--- begin THE INPUT ---

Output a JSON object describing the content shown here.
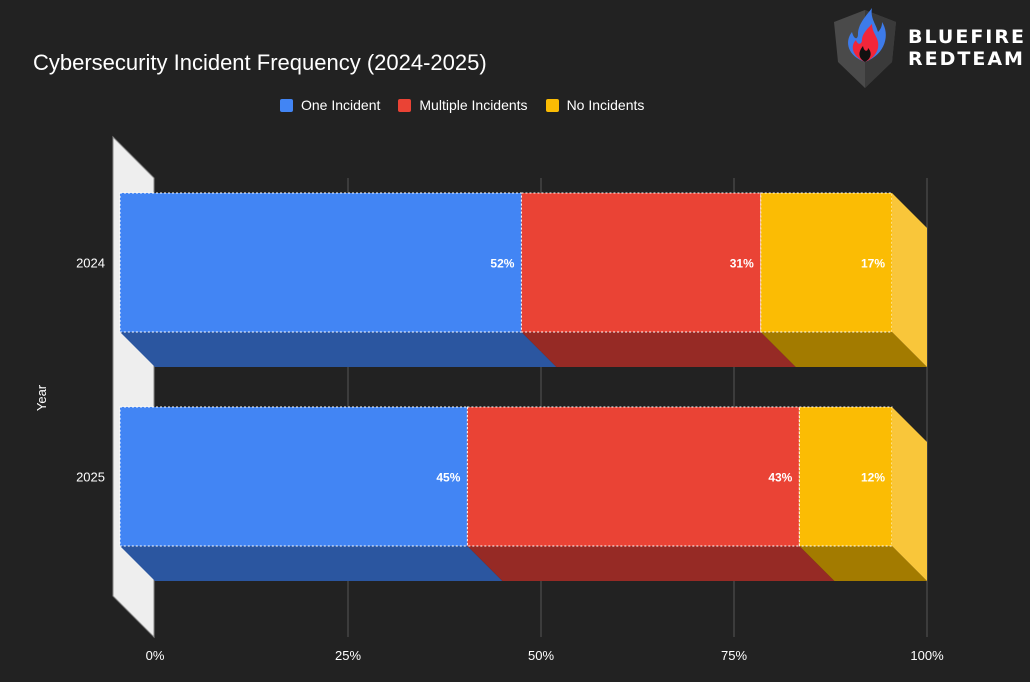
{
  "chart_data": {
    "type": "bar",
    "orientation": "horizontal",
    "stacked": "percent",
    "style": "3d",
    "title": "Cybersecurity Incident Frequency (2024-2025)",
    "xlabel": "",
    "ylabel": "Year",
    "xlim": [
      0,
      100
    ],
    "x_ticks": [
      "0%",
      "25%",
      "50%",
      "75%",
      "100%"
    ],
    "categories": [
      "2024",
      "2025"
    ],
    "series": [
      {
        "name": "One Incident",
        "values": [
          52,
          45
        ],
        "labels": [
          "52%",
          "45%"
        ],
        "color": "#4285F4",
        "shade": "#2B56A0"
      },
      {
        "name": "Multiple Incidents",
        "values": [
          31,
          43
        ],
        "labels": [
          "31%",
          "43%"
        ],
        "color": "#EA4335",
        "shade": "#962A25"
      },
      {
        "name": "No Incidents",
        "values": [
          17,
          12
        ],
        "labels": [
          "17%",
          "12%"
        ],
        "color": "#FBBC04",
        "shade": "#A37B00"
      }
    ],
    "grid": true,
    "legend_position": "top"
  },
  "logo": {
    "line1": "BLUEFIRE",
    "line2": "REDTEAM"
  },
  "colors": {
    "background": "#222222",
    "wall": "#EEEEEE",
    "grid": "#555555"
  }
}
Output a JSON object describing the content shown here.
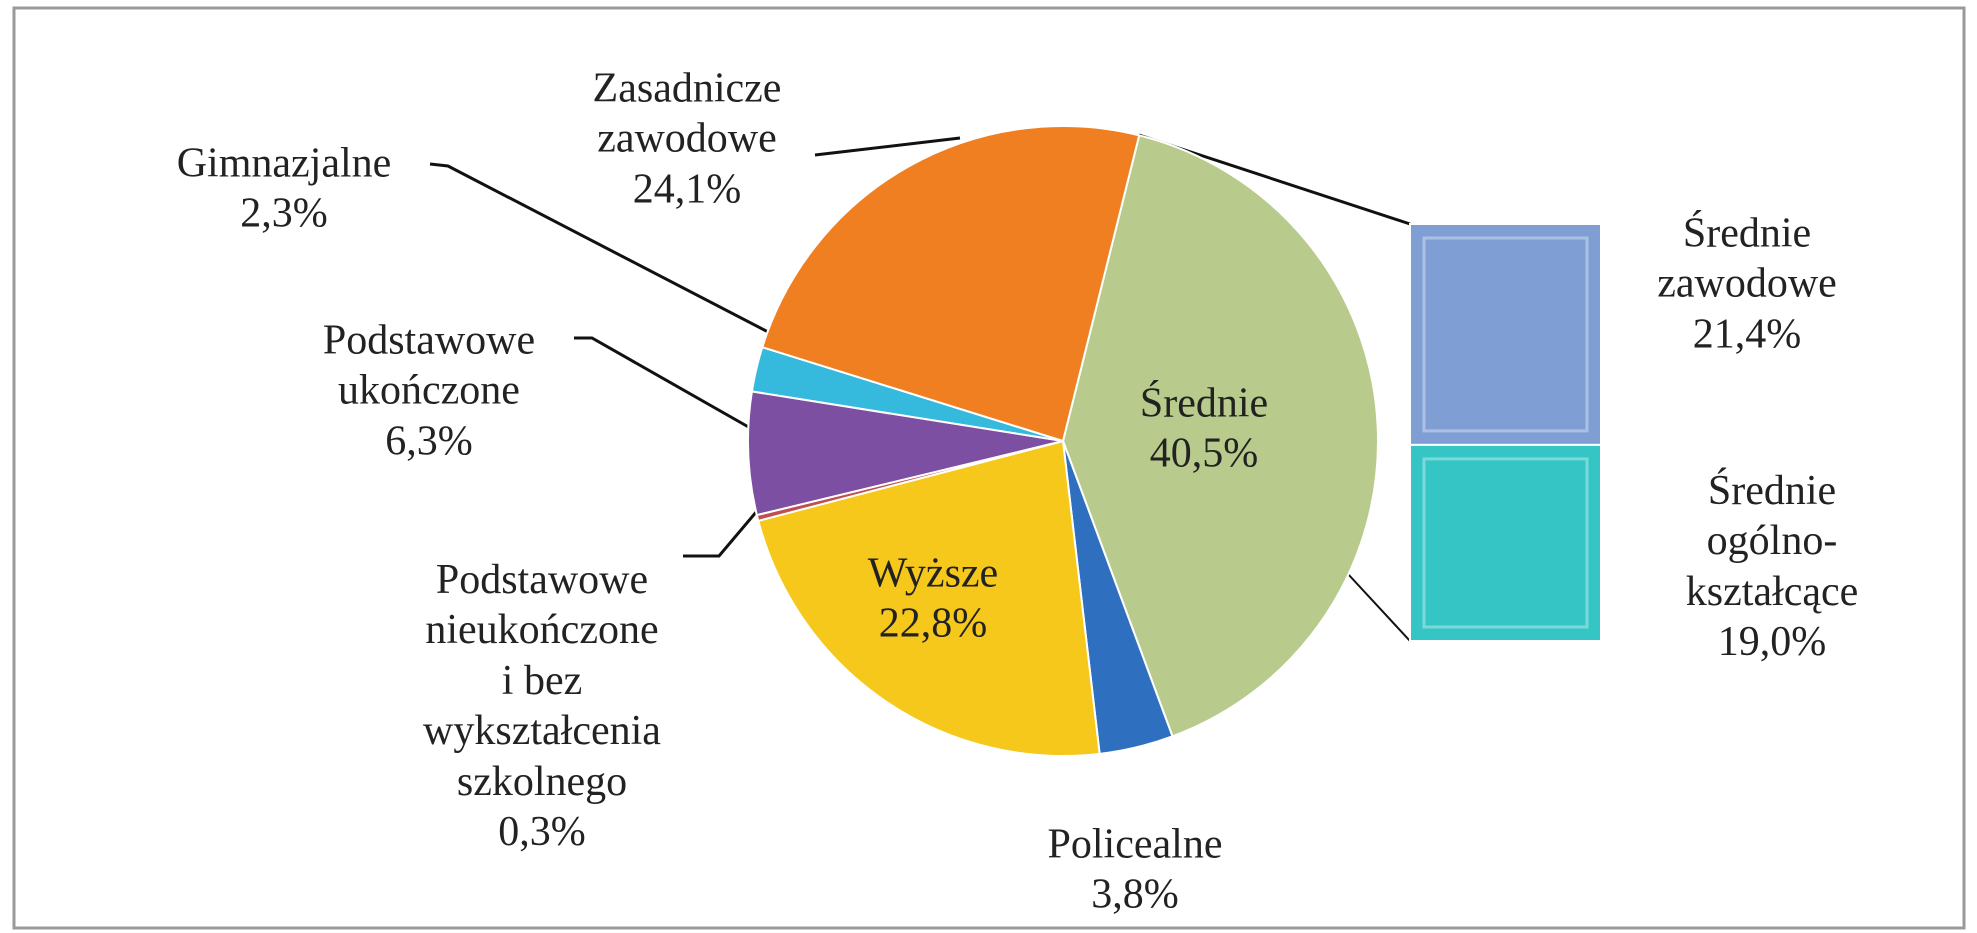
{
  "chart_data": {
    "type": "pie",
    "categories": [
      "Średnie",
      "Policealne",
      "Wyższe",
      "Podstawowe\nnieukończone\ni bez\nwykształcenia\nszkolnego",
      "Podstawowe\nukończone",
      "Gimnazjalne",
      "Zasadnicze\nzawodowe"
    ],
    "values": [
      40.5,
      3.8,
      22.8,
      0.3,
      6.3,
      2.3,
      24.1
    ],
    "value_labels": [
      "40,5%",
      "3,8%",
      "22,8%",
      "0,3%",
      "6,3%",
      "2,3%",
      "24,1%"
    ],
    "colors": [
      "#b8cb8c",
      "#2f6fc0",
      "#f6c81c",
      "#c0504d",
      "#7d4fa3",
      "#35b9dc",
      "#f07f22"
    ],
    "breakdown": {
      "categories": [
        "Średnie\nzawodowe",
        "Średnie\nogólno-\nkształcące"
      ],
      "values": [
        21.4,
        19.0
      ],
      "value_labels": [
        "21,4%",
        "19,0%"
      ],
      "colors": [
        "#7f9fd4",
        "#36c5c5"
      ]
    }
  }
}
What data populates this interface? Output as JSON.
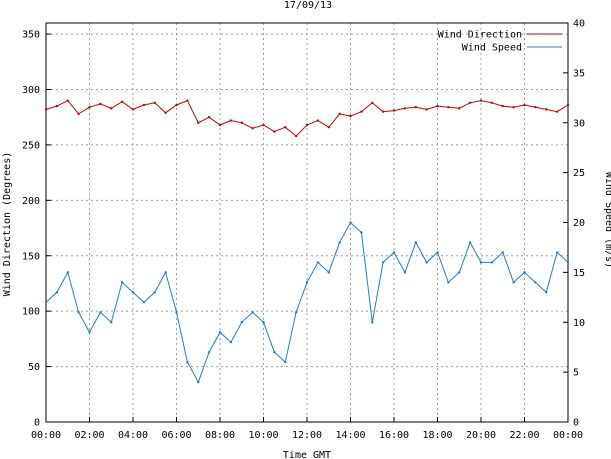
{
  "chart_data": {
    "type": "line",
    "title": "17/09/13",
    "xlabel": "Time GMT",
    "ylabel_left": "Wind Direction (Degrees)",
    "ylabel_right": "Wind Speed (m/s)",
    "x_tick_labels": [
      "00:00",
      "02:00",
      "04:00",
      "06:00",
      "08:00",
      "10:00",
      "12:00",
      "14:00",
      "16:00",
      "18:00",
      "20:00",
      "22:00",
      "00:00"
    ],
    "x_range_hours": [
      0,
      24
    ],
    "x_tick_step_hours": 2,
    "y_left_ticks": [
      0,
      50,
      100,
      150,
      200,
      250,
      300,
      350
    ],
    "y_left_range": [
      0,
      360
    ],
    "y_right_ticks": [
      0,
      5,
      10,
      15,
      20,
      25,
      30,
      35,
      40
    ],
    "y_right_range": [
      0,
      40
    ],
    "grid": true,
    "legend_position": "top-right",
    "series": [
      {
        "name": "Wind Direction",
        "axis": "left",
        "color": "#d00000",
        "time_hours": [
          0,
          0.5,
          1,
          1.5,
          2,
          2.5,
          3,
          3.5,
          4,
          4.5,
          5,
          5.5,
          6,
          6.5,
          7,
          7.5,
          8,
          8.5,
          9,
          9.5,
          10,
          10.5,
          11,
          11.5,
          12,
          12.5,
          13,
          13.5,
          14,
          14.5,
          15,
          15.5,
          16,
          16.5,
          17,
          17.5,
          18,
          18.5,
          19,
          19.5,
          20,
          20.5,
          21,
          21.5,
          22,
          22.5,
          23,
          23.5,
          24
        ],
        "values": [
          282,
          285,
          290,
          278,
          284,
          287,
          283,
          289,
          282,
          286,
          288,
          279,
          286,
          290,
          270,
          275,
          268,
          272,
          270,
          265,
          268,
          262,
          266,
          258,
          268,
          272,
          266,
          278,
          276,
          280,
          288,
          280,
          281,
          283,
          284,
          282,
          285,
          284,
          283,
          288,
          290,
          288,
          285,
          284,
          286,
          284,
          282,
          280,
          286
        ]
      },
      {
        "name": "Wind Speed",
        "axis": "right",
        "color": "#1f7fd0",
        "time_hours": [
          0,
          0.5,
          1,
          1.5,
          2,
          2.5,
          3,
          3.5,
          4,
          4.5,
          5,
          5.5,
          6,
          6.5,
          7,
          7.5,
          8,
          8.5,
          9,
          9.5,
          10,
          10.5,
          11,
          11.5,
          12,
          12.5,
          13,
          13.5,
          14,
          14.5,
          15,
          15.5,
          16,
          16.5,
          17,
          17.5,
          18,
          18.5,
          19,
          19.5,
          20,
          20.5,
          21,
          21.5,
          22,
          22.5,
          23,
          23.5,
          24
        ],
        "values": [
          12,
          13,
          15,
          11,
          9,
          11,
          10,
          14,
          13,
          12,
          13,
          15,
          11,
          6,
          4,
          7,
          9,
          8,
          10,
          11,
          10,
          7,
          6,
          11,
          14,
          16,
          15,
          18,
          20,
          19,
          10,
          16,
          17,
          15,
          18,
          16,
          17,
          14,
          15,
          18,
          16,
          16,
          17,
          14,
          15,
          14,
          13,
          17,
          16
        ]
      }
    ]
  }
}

--- end THE INPUT ---

### THE PROBLEM:
Using the listing above, show each line holding the string "name".

### SOLUTION FOR THIS EXERCISE:
        "name": "One Incident",
        "name": "Multiple Incidents",
        "name": "No Incidents",
        "name": "Wind Direction",
        "name": "Wind Speed",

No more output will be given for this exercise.